• **Problem details**: Find the lines with "Test" in them and copy them out.

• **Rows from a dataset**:
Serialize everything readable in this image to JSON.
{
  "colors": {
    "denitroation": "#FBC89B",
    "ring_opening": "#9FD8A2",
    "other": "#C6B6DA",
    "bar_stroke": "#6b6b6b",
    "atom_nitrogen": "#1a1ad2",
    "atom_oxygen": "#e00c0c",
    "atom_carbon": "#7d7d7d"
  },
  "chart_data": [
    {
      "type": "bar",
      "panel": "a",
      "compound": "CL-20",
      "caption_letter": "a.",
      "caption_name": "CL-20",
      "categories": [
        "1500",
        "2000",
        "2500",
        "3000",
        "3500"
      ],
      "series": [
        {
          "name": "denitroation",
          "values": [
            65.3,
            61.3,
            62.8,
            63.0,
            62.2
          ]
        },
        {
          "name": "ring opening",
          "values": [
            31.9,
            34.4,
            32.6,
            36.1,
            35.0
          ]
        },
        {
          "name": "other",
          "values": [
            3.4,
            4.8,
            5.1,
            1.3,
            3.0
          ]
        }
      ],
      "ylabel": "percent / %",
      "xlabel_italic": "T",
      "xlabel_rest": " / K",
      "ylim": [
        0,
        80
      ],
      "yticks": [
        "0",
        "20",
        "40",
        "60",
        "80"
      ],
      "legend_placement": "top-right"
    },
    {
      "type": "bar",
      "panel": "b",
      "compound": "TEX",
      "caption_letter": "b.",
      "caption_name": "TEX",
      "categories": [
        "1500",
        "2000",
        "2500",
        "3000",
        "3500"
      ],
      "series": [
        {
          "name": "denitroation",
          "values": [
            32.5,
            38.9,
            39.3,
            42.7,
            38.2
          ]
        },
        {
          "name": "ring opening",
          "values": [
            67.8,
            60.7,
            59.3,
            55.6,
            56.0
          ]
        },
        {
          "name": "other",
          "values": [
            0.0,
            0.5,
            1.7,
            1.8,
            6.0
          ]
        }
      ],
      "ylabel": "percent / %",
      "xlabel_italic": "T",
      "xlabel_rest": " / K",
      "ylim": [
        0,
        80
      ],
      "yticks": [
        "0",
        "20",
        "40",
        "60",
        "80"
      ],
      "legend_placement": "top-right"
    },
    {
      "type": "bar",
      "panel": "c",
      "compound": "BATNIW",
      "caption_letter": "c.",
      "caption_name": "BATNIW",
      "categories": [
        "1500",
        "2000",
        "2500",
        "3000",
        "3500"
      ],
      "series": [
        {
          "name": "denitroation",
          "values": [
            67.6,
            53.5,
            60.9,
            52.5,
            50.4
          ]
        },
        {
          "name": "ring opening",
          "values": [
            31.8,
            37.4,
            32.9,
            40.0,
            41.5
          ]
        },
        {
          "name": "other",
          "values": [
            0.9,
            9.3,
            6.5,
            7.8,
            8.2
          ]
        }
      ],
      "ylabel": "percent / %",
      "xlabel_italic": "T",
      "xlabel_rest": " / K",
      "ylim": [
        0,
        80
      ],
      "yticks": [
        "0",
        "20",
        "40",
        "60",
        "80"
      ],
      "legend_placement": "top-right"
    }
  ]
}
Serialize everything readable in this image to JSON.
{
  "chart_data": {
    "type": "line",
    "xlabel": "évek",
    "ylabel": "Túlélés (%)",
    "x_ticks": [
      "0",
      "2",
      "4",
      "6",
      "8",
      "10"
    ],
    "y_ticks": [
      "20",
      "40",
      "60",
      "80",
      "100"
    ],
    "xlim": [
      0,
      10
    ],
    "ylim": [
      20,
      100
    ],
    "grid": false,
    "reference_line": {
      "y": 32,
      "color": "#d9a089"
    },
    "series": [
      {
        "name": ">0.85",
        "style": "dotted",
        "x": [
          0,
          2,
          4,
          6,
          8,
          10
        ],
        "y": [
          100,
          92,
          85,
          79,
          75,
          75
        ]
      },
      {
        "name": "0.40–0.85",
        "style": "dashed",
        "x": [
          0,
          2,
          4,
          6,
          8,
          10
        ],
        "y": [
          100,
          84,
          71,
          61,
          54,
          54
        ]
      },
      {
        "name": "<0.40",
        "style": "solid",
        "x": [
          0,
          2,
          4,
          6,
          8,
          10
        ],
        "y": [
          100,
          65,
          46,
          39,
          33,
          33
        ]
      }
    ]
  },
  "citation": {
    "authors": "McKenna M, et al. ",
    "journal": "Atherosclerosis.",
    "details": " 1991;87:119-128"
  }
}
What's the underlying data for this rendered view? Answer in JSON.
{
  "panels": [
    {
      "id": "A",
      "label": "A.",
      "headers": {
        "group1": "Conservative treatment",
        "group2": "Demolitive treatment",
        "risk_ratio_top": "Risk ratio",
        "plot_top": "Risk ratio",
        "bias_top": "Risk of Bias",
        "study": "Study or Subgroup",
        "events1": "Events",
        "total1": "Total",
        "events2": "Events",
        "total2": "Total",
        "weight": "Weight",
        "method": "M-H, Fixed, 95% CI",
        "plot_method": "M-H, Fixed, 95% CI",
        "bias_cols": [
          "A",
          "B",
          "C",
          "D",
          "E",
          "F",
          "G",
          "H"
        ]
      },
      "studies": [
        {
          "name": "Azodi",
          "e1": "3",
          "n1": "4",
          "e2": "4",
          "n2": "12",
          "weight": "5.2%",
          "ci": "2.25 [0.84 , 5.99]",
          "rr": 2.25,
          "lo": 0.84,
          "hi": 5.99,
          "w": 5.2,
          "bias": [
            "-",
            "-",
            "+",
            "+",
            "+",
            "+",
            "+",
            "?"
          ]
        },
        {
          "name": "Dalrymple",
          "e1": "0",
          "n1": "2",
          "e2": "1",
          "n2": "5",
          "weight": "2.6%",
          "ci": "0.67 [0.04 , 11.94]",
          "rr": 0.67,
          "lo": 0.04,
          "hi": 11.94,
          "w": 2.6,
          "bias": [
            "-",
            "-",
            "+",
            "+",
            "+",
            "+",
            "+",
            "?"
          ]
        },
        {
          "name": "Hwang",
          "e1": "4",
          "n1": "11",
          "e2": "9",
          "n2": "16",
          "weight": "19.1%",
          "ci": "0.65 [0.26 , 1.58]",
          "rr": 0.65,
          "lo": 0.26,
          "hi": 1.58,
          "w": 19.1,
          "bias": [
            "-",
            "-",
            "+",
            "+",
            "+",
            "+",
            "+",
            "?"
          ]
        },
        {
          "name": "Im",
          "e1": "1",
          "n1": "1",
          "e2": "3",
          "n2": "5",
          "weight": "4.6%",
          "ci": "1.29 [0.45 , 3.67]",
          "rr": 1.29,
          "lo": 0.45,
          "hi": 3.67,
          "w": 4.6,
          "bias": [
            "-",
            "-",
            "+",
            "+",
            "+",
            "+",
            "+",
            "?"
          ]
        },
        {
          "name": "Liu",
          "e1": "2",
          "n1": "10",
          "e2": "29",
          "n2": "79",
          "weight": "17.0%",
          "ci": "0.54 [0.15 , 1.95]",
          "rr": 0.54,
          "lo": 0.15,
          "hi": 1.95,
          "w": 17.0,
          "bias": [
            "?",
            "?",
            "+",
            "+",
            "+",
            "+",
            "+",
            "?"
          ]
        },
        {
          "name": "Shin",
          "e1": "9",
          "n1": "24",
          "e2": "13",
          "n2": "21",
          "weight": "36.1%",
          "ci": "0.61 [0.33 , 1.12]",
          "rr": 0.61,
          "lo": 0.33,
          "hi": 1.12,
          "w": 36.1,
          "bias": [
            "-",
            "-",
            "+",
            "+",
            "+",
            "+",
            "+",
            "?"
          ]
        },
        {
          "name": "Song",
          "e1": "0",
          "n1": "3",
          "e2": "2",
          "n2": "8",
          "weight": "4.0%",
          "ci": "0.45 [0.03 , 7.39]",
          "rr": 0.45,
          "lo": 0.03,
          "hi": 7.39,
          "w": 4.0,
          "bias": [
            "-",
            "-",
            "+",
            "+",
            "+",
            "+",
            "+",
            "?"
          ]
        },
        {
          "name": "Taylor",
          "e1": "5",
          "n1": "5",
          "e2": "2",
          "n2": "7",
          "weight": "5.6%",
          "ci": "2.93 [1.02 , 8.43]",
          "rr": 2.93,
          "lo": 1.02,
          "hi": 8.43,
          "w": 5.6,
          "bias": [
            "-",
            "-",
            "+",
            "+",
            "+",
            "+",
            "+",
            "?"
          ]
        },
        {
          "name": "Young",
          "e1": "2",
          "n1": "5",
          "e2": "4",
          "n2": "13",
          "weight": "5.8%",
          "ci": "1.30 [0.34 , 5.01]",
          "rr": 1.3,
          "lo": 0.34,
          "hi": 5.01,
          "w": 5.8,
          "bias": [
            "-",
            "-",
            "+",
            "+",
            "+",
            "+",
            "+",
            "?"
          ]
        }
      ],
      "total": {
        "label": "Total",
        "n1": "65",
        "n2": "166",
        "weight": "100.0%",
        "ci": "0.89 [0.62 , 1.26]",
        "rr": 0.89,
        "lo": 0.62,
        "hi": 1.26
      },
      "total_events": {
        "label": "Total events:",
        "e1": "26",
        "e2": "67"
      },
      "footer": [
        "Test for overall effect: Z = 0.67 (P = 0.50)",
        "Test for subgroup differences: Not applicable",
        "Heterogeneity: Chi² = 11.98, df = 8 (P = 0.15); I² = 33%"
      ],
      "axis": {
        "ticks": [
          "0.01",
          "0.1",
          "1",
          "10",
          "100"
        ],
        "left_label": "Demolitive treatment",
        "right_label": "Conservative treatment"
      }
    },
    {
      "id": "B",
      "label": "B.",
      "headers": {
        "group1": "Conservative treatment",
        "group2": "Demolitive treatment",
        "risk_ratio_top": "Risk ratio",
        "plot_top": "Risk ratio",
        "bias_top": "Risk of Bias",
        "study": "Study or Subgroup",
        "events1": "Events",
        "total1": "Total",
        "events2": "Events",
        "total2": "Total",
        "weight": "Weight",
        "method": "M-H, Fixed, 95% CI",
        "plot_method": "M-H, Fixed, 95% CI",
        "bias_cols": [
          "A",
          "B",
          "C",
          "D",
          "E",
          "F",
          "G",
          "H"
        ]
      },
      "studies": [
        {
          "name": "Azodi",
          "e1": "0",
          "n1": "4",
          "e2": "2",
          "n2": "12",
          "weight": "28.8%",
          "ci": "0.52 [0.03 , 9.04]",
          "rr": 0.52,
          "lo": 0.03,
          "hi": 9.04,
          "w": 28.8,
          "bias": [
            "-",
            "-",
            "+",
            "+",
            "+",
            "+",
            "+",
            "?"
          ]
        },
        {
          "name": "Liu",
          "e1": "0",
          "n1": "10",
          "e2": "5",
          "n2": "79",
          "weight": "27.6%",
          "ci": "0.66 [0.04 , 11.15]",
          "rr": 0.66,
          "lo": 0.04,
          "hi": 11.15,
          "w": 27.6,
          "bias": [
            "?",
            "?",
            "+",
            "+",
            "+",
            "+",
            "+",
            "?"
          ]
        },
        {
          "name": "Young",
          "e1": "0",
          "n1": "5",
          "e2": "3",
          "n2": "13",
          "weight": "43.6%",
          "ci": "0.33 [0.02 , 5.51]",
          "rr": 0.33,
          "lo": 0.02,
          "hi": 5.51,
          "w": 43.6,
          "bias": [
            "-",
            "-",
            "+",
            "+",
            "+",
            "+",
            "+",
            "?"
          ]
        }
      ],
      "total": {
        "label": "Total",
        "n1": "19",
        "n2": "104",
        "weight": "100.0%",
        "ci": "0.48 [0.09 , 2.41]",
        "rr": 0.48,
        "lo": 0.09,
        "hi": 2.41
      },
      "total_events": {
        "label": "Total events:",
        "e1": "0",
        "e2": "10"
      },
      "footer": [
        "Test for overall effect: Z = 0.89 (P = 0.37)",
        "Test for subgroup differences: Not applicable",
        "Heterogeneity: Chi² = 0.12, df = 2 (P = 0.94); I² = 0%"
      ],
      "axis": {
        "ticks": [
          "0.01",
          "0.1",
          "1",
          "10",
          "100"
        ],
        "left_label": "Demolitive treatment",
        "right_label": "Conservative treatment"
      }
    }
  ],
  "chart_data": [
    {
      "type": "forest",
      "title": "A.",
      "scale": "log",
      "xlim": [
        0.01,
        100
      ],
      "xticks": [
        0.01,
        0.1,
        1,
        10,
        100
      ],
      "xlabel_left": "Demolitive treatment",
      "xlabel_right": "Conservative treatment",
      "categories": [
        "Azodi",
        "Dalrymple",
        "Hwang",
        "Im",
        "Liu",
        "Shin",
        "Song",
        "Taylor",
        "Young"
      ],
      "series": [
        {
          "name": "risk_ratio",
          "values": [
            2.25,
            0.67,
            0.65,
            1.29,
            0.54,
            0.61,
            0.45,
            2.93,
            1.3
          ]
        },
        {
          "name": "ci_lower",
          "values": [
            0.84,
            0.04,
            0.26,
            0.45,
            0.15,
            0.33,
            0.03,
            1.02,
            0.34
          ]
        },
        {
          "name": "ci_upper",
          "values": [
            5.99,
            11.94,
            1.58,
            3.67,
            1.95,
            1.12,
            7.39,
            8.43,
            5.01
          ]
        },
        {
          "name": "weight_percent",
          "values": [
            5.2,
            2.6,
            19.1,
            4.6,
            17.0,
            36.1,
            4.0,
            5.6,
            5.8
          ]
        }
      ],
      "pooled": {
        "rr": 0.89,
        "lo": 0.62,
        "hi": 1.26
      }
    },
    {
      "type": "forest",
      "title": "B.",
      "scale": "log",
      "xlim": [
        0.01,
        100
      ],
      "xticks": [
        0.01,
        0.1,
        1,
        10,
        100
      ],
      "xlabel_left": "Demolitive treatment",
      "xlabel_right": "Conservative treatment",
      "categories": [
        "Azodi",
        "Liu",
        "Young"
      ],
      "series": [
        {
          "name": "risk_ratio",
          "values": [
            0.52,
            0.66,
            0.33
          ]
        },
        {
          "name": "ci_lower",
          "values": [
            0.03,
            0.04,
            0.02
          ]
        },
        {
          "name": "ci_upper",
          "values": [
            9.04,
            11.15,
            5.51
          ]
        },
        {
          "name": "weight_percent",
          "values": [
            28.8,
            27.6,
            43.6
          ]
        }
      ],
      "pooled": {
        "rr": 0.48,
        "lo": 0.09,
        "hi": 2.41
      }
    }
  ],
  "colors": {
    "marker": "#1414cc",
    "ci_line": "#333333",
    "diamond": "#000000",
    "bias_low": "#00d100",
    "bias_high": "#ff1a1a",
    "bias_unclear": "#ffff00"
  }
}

• **Correct answer**:
        "Test for overall effect: Z = 0.67 (P = 0.50)",
        "Test for subgroup differences: Not applicable",
        "Test for overall effect: Z = 0.89 (P = 0.37)",
        "Test for subgroup differences: Not applicable",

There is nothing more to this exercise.